**BRIEF:** Reproduce the records with every "motif-label" swapped for "motif-caption", leaving everything else unchanged.

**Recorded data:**
** BEGIN **

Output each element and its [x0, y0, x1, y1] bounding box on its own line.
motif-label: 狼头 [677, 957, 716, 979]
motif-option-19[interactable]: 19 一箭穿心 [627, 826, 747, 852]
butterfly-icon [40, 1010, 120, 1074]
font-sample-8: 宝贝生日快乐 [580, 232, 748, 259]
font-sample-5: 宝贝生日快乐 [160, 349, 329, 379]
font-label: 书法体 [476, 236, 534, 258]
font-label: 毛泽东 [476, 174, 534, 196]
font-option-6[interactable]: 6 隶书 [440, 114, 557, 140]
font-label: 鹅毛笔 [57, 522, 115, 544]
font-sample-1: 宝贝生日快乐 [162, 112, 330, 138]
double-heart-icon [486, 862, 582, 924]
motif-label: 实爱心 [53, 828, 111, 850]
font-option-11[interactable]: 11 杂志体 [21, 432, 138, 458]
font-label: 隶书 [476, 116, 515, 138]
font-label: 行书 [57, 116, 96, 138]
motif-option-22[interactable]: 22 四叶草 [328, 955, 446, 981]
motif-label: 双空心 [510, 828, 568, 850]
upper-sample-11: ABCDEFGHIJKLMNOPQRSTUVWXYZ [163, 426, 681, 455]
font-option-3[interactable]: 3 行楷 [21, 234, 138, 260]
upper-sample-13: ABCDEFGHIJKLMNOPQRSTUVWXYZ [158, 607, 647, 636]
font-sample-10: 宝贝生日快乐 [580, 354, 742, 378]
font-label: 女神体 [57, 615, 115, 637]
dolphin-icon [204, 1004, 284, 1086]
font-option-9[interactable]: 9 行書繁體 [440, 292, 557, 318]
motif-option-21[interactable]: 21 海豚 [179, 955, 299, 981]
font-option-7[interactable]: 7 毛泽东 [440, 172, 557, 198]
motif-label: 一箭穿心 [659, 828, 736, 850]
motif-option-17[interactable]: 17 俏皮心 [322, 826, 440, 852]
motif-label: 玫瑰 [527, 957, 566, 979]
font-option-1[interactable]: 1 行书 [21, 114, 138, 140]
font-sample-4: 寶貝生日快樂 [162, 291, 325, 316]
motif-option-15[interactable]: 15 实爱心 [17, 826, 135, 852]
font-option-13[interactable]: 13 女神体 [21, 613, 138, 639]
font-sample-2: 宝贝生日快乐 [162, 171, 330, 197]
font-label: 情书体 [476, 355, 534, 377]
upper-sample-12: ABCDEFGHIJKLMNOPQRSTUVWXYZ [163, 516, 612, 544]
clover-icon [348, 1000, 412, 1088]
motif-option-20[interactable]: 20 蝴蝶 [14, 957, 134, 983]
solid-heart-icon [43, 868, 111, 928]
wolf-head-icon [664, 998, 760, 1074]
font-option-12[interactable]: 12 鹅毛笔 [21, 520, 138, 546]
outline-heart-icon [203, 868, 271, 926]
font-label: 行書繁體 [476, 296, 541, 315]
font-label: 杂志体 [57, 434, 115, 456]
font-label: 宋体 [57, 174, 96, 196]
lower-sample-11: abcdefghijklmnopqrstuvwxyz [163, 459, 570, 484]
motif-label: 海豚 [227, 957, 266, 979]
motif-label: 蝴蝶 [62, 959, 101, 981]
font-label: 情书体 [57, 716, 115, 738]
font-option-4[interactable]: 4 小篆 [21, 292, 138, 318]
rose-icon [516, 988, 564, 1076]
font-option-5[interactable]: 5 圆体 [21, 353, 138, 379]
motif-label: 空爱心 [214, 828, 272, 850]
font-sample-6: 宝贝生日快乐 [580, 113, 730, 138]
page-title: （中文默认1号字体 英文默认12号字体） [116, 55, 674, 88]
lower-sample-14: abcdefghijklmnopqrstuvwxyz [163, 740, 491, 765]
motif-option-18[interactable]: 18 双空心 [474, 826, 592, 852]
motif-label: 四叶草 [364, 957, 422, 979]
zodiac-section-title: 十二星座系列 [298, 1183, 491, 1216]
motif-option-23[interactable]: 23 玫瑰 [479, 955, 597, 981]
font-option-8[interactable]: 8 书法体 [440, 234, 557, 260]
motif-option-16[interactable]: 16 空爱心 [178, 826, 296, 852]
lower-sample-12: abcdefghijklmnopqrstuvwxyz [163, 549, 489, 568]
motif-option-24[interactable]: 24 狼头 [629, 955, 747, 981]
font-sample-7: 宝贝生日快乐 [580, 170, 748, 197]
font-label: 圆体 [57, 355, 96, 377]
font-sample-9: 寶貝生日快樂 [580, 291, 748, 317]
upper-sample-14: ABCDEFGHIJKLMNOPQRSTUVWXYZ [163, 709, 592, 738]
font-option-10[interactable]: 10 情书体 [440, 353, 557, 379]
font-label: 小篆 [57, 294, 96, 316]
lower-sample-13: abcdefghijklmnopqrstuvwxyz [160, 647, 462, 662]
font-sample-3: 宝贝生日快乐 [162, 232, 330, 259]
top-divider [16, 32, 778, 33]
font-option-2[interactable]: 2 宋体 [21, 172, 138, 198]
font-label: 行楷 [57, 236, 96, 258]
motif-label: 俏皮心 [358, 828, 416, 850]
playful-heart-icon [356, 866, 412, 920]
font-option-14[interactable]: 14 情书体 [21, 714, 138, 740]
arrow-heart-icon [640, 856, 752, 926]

** END **

**RESPONSE TO THIS EXERCISE:**
Output each element and its [x0, y0, x1, y1] bounding box on its own line.
motif-caption: 狼头 [677, 957, 716, 979]
motif-option-19[interactable]: 19 一箭穿心 [627, 826, 747, 852]
butterfly-icon [40, 1010, 120, 1074]
font-sample-8: 宝贝生日快乐 [580, 232, 748, 259]
font-sample-5: 宝贝生日快乐 [160, 349, 329, 379]
font-label: 书法体 [476, 236, 534, 258]
font-label: 毛泽东 [476, 174, 534, 196]
font-option-6[interactable]: 6 隶书 [440, 114, 557, 140]
font-label: 鹅毛笔 [57, 522, 115, 544]
font-sample-1: 宝贝生日快乐 [162, 112, 330, 138]
double-heart-icon [486, 862, 582, 924]
motif-caption: 实爱心 [53, 828, 111, 850]
font-option-11[interactable]: 11 杂志体 [21, 432, 138, 458]
font-label: 隶书 [476, 116, 515, 138]
font-label: 行书 [57, 116, 96, 138]
motif-option-22[interactable]: 22 四叶草 [328, 955, 446, 981]
motif-caption: 双空心 [510, 828, 568, 850]
upper-sample-11: ABCDEFGHIJKLMNOPQRSTUVWXYZ [163, 426, 681, 455]
font-option-3[interactable]: 3 行楷 [21, 234, 138, 260]
upper-sample-13: ABCDEFGHIJKLMNOPQRSTUVWXYZ [158, 607, 647, 636]
font-sample-10: 宝贝生日快乐 [580, 354, 742, 378]
font-label: 女神体 [57, 615, 115, 637]
dolphin-icon [204, 1004, 284, 1086]
font-option-9[interactable]: 9 行書繁體 [440, 292, 557, 318]
motif-option-21[interactable]: 21 海豚 [179, 955, 299, 981]
font-option-7[interactable]: 7 毛泽东 [440, 172, 557, 198]
motif-caption: 一箭穿心 [659, 828, 736, 850]
motif-option-17[interactable]: 17 俏皮心 [322, 826, 440, 852]
motif-caption: 玫瑰 [527, 957, 566, 979]
font-option-1[interactable]: 1 行书 [21, 114, 138, 140]
font-sample-4: 寶貝生日快樂 [162, 291, 325, 316]
motif-option-15[interactable]: 15 实爱心 [17, 826, 135, 852]
font-option-13[interactable]: 13 女神体 [21, 613, 138, 639]
font-sample-2: 宝贝生日快乐 [162, 171, 330, 197]
font-label: 情书体 [476, 355, 534, 377]
upper-sample-12: ABCDEFGHIJKLMNOPQRSTUVWXYZ [163, 516, 612, 544]
clover-icon [348, 1000, 412, 1088]
motif-option-20[interactable]: 20 蝴蝶 [14, 957, 134, 983]
solid-heart-icon [43, 868, 111, 928]
wolf-head-icon [664, 998, 760, 1074]
font-option-12[interactable]: 12 鹅毛笔 [21, 520, 138, 546]
outline-heart-icon [203, 868, 271, 926]
font-label: 行書繁體 [476, 296, 541, 315]
font-label: 杂志体 [57, 434, 115, 456]
font-label: 宋体 [57, 174, 96, 196]
lower-sample-11: abcdefghijklmnopqrstuvwxyz [163, 459, 570, 484]
motif-caption: 海豚 [227, 957, 266, 979]
motif-caption: 蝴蝶 [62, 959, 101, 981]
font-label: 情书体 [57, 716, 115, 738]
font-option-4[interactable]: 4 小篆 [21, 292, 138, 318]
rose-icon [516, 988, 564, 1076]
font-option-5[interactable]: 5 圆体 [21, 353, 138, 379]
motif-caption: 空爱心 [214, 828, 272, 850]
font-sample-6: 宝贝生日快乐 [580, 113, 730, 138]
page-title: （中文默认1号字体 英文默认12号字体） [116, 55, 674, 88]
lower-sample-14: abcdefghijklmnopqrstuvwxyz [163, 740, 491, 765]
motif-option-18[interactable]: 18 双空心 [474, 826, 592, 852]
motif-caption: 四叶草 [364, 957, 422, 979]
zodiac-section-title: 十二星座系列 [298, 1183, 491, 1216]
motif-option-23[interactable]: 23 玫瑰 [479, 955, 597, 981]
font-option-8[interactable]: 8 书法体 [440, 234, 557, 260]
motif-option-16[interactable]: 16 空爱心 [178, 826, 296, 852]
lower-sample-12: abcdefghijklmnopqrstuvwxyz [163, 549, 489, 568]
motif-option-24[interactable]: 24 狼头 [629, 955, 747, 981]
font-sample-7: 宝贝生日快乐 [580, 170, 748, 197]
font-label: 圆体 [57, 355, 96, 377]
font-sample-9: 寶貝生日快樂 [580, 291, 748, 317]
upper-sample-14: ABCDEFGHIJKLMNOPQRSTUVWXYZ [163, 709, 592, 738]
font-option-10[interactable]: 10 情书体 [440, 353, 557, 379]
font-label: 小篆 [57, 294, 96, 316]
lower-sample-13: abcdefghijklmnopqrstuvwxyz [160, 647, 462, 662]
font-sample-3: 宝贝生日快乐 [162, 232, 330, 259]
top-divider [16, 32, 778, 33]
font-option-2[interactable]: 2 宋体 [21, 172, 138, 198]
font-label: 行楷 [57, 236, 96, 258]
motif-caption: 俏皮心 [358, 828, 416, 850]
playful-heart-icon [356, 866, 412, 920]
font-option-14[interactable]: 14 情书体 [21, 714, 138, 740]
arrow-heart-icon [640, 856, 752, 926]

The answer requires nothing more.